'''

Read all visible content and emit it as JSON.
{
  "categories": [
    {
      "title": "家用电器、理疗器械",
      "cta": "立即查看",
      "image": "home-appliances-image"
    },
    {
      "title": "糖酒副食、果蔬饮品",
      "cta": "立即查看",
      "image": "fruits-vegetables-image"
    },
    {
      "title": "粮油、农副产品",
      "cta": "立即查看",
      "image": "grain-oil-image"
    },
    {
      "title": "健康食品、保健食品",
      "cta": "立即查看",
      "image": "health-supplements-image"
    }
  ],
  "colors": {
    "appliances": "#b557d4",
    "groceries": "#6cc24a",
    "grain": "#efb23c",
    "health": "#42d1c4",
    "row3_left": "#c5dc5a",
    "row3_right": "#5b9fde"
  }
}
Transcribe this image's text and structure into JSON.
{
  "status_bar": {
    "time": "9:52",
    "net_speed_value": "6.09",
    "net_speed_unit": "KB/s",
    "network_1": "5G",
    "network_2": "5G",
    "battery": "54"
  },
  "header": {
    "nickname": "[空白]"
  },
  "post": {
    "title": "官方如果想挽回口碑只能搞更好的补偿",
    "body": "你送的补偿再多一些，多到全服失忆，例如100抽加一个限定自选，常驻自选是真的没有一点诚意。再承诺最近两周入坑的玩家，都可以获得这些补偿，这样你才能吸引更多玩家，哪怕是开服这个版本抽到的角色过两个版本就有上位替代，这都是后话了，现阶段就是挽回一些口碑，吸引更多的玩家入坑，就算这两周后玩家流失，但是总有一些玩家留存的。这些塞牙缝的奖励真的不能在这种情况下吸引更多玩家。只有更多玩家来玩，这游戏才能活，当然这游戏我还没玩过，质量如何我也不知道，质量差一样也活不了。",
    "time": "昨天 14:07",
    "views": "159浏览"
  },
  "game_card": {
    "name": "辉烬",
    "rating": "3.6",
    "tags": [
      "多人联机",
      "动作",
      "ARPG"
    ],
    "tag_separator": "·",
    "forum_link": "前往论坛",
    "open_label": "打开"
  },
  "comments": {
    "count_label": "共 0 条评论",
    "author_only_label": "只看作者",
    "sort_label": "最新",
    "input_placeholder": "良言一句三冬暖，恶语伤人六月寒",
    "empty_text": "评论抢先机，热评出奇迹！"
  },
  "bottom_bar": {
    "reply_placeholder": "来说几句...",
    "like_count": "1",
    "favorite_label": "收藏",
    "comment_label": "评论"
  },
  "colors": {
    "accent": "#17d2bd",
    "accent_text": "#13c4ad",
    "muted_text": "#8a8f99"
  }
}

'''

### What you will do:
Quote all the records. Keep every word exact.

### Correct output:
Read all visible content and emit it as JSON.
{
  "categories": [
    {
      "title": "家用电器、理疗器械",
      "cta": "立即查看",
      "image": "home-appliances-image"
    },
    {
      "title": "糖酒副食、果蔬饮品",
      "cta": "立即查看",
      "image": "fruits-vegetables-image"
    },
    {
      "title": "粮油、农副产品",
      "cta": "立即查看",
      "image": "grain-oil-image"
    },
    {
      "title": "健康食品、保健食品",
      "cta": "立即查看",
      "image": "health-supplements-image"
    }
  ],
  "colors": {
    "appliances": "#b557d4",
    "groceries": "#6cc24a",
    "grain": "#efb23c",
    "health": "#42d1c4",
    "row3_left": "#c5dc5a",
    "row3_right": "#5b9fde"
  }
}
Transcribe this image's text and structure into JSON.
{
  "status_bar": {
    "time": "9:52",
    "net_speed_value": "6.09",
    "net_speed_unit": "KB/s",
    "network_1": "5G",
    "network_2": "5G",
    "battery": "54"
  },
  "header": {
    "nickname": "[空白]"
  },
  "post": {
    "title": "官方如果想挽回口碑只能搞更好的补偿",
    "body": "你送的补偿再多一些，多到全服失忆，例如100抽加一个限定自选，常驻自选是真的没有一点诚意。再承诺最近两周入坑的玩家，都可以获得这些补偿，这样你才能吸引更多玩家，哪怕是开服这个版本抽到的角色过两个版本就有上位替代，这都是后话了，现阶段就是挽回一些口碑，吸引更多的玩家入坑，就算这两周后玩家流失，但是总有一些玩家留存的。这些塞牙缝的奖励真的不能在这种情况下吸引更多玩家。只有更多玩家来玩，这游戏才能活，当然这游戏我还没玩过，质量如何我也不知道，质量差一样也活不了。",
    "time": "昨天 14:07",
    "views": "159浏览"
  },
  "game_card": {
    "name": "辉烬",
    "rating": "3.6",
    "tags": [
      "多人联机",
      "动作",
      "ARPG"
    ],
    "tag_separator": "·",
    "forum_link": "前往论坛",
    "open_label": "打开"
  },
  "comments": {
    "count_label": "共 0 条评论",
    "author_only_label": "只看作者",
    "sort_label": "最新",
    "input_placeholder": "良言一句三冬暖，恶语伤人六月寒",
    "empty_text": "评论抢先机，热评出奇迹！"
  },
  "bottom_bar": {
    "reply_placeholder": "来说几句...",
    "like_count": "1",
    "favorite_label": "收藏",
    "comment_label": "评论"
  },
  "colors": {
    "accent": "#17d2bd",
    "accent_text": "#13c4ad",
    "muted_text": "#8a8f99"
  }
}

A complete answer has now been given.